§ WRITTEN REQUEST: The records that follow are to be transcribed in full, without their images.

§ Stored data:
◆ ◆ ◆

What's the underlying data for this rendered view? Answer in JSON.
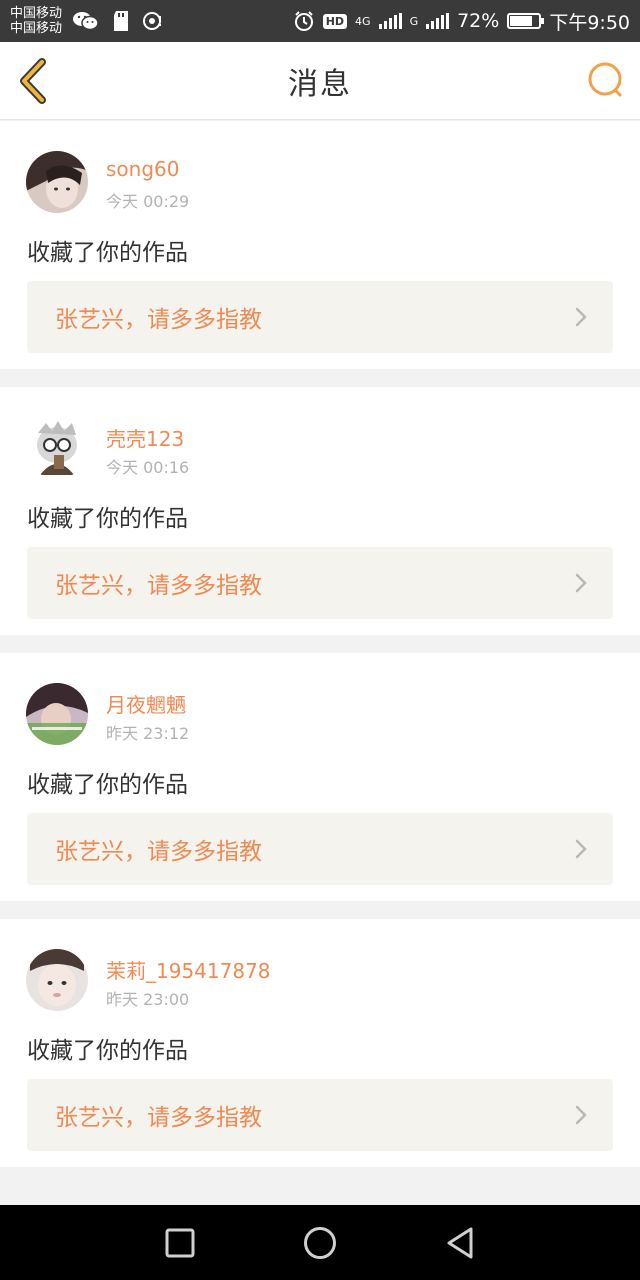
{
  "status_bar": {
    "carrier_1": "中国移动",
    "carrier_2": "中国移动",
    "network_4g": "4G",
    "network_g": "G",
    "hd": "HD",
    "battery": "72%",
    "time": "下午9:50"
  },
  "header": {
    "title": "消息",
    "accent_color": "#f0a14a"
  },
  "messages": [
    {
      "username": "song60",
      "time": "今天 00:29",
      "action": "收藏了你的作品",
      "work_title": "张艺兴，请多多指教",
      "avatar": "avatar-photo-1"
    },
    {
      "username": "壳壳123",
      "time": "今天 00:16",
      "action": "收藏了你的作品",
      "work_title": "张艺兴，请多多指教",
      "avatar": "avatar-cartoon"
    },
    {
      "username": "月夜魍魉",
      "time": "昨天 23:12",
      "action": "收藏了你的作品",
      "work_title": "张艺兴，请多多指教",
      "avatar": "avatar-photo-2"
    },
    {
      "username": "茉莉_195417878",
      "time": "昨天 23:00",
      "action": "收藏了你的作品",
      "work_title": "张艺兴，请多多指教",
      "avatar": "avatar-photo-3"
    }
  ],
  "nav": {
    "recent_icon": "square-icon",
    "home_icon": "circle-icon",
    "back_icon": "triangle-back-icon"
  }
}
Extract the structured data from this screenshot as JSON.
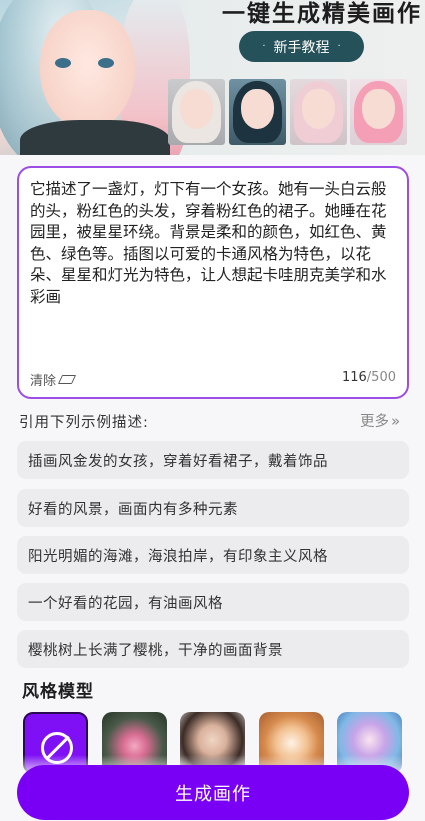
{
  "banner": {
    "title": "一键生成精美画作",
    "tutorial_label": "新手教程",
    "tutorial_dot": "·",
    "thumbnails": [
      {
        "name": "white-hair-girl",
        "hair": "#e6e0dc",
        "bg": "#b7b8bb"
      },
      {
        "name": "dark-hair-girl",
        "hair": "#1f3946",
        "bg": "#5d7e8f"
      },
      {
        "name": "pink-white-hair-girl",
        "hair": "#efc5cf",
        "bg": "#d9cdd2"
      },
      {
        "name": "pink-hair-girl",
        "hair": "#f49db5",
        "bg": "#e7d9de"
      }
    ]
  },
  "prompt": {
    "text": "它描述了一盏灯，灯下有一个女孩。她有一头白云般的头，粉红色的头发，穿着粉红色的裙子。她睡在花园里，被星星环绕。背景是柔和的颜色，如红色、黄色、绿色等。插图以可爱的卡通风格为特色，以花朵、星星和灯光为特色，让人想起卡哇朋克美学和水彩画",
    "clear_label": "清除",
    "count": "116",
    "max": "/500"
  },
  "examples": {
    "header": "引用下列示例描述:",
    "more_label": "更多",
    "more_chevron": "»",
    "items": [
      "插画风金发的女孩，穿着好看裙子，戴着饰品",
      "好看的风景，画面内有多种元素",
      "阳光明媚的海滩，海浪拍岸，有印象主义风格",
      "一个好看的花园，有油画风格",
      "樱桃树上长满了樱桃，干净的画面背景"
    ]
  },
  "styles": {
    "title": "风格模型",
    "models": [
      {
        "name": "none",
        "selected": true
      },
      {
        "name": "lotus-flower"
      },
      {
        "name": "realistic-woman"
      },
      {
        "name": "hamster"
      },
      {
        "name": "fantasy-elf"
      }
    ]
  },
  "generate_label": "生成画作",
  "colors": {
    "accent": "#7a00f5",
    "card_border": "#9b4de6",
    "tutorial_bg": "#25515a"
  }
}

◆ ◆ ◆

§ SOLUTION:
What's the underlying data for this rendered view? Answer in JSON.
{
  "status_bar": {
    "carrier_1": "中国移动",
    "carrier_2": "中国移动",
    "network_4g": "4G",
    "network_g": "G",
    "hd": "HD",
    "battery": "72%",
    "time": "下午9:50"
  },
  "header": {
    "title": "消息",
    "accent_color": "#f0a14a"
  },
  "messages": [
    {
      "username": "song60",
      "time": "今天 00:29",
      "action": "收藏了你的作品",
      "work_title": "张艺兴，请多多指教",
      "avatar": "avatar-photo-1"
    },
    {
      "username": "壳壳123",
      "time": "今天 00:16",
      "action": "收藏了你的作品",
      "work_title": "张艺兴，请多多指教",
      "avatar": "avatar-cartoon"
    },
    {
      "username": "月夜魍魉",
      "time": "昨天 23:12",
      "action": "收藏了你的作品",
      "work_title": "张艺兴，请多多指教",
      "avatar": "avatar-photo-2"
    },
    {
      "username": "茉莉_195417878",
      "time": "昨天 23:00",
      "action": "收藏了你的作品",
      "work_title": "张艺兴，请多多指教",
      "avatar": "avatar-photo-3"
    }
  ],
  "nav": {
    "recent_icon": "square-icon",
    "home_icon": "circle-icon",
    "back_icon": "triangle-back-icon"
  }
}
Extract the structured data from this screenshot as JSON.
{
  "banner": {
    "title": "一键生成精美画作",
    "tutorial_label": "新手教程",
    "tutorial_dot": "·",
    "thumbnails": [
      {
        "name": "white-hair-girl",
        "hair": "#e6e0dc",
        "bg": "#b7b8bb"
      },
      {
        "name": "dark-hair-girl",
        "hair": "#1f3946",
        "bg": "#5d7e8f"
      },
      {
        "name": "pink-white-hair-girl",
        "hair": "#efc5cf",
        "bg": "#d9cdd2"
      },
      {
        "name": "pink-hair-girl",
        "hair": "#f49db5",
        "bg": "#e7d9de"
      }
    ]
  },
  "prompt": {
    "text": "它描述了一盏灯，灯下有一个女孩。她有一头白云般的头，粉红色的头发，穿着粉红色的裙子。她睡在花园里，被星星环绕。背景是柔和的颜色，如红色、黄色、绿色等。插图以可爱的卡通风格为特色，以花朵、星星和灯光为特色，让人想起卡哇朋克美学和水彩画",
    "clear_label": "清除",
    "count": "116",
    "max": "/500"
  },
  "examples": {
    "header": "引用下列示例描述:",
    "more_label": "更多",
    "more_chevron": "»",
    "items": [
      "插画风金发的女孩，穿着好看裙子，戴着饰品",
      "好看的风景，画面内有多种元素",
      "阳光明媚的海滩，海浪拍岸，有印象主义风格",
      "一个好看的花园，有油画风格",
      "樱桃树上长满了樱桃，干净的画面背景"
    ]
  },
  "styles": {
    "title": "风格模型",
    "models": [
      {
        "name": "none",
        "selected": true
      },
      {
        "name": "lotus-flower"
      },
      {
        "name": "realistic-woman"
      },
      {
        "name": "hamster"
      },
      {
        "name": "fantasy-elf"
      }
    ]
  },
  "generate_label": "生成画作",
  "colors": {
    "accent": "#7a00f5",
    "card_border": "#9b4de6",
    "tutorial_bg": "#25515a"
  }
}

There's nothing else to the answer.